Directions
From the entries below, please gather each line containing the string "tests".
::::
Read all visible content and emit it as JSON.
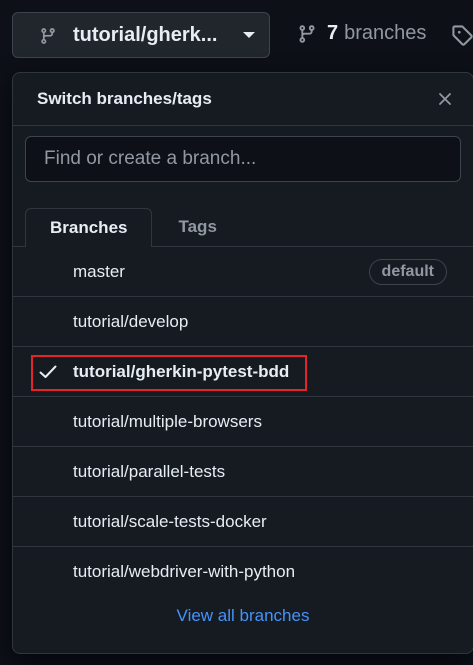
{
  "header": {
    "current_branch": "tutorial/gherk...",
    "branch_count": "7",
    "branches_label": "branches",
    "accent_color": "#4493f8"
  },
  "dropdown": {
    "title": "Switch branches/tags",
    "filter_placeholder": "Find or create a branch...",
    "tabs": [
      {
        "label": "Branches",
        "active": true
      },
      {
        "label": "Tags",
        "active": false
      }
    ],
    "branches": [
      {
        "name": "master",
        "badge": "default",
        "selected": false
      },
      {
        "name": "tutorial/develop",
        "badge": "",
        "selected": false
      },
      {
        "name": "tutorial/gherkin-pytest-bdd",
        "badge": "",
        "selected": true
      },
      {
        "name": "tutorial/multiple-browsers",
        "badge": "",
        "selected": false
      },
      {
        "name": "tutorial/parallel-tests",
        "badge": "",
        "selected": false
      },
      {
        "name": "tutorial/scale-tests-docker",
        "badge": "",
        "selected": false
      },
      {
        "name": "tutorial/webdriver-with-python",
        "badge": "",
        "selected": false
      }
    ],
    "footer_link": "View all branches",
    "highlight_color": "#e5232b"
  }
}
::::
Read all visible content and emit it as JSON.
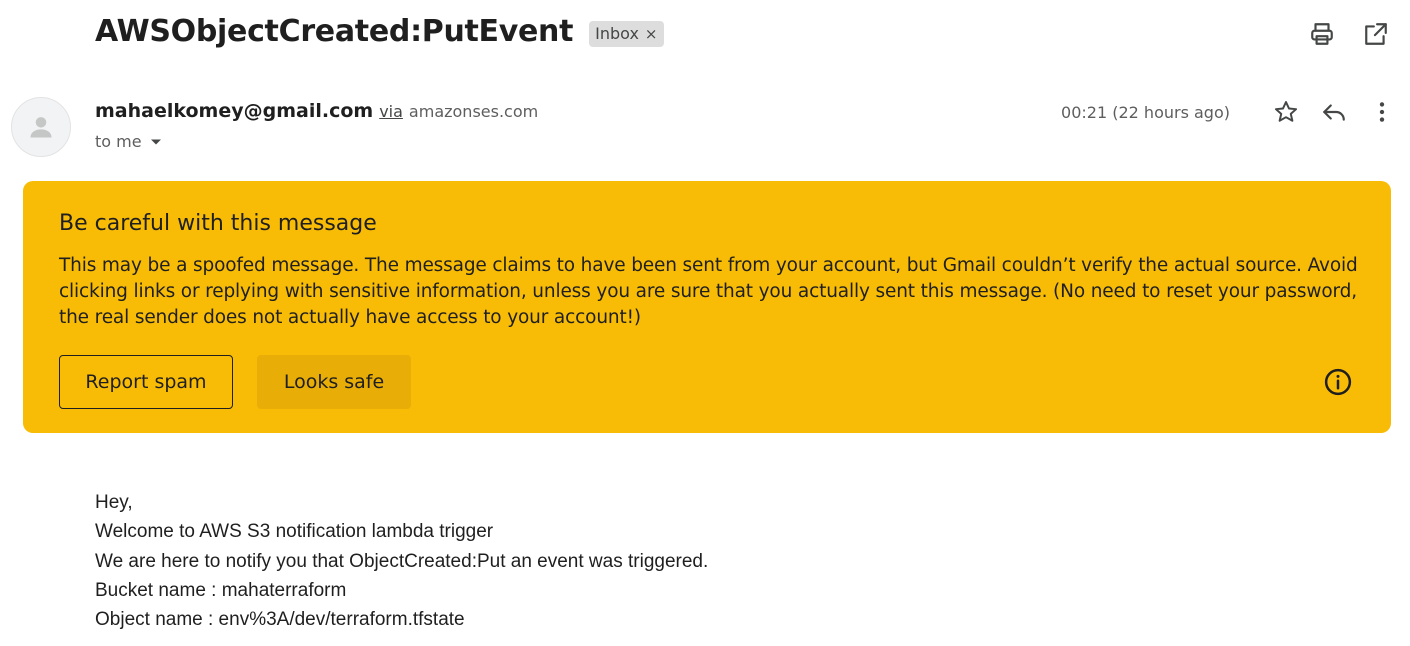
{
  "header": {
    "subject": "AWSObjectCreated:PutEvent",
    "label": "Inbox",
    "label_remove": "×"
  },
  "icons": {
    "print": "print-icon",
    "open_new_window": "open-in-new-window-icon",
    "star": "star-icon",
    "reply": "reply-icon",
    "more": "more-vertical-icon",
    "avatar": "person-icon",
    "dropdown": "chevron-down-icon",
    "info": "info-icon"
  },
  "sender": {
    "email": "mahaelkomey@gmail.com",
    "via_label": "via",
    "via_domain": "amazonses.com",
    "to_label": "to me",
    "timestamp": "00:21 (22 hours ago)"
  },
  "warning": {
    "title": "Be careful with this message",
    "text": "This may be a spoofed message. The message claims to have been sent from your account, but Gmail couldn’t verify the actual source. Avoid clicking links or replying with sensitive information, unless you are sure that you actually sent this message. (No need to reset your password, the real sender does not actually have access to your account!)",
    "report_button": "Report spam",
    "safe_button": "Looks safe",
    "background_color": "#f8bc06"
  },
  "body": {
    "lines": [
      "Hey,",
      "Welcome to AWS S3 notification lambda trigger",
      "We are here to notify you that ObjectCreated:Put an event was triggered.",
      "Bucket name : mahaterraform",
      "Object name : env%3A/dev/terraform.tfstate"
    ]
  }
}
::::
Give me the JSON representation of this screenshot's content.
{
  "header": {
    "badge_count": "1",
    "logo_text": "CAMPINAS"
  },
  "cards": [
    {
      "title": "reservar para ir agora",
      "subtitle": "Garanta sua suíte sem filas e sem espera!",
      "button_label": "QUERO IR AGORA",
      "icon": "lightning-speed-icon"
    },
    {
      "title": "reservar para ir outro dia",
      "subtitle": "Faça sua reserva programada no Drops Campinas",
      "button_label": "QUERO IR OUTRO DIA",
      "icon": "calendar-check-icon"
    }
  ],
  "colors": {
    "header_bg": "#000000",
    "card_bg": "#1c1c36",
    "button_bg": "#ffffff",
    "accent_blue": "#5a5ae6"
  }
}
::::
Exercise answer
        "name": "tutorial/parallel-tests",
        "name": "tutorial/scale-tests-docker",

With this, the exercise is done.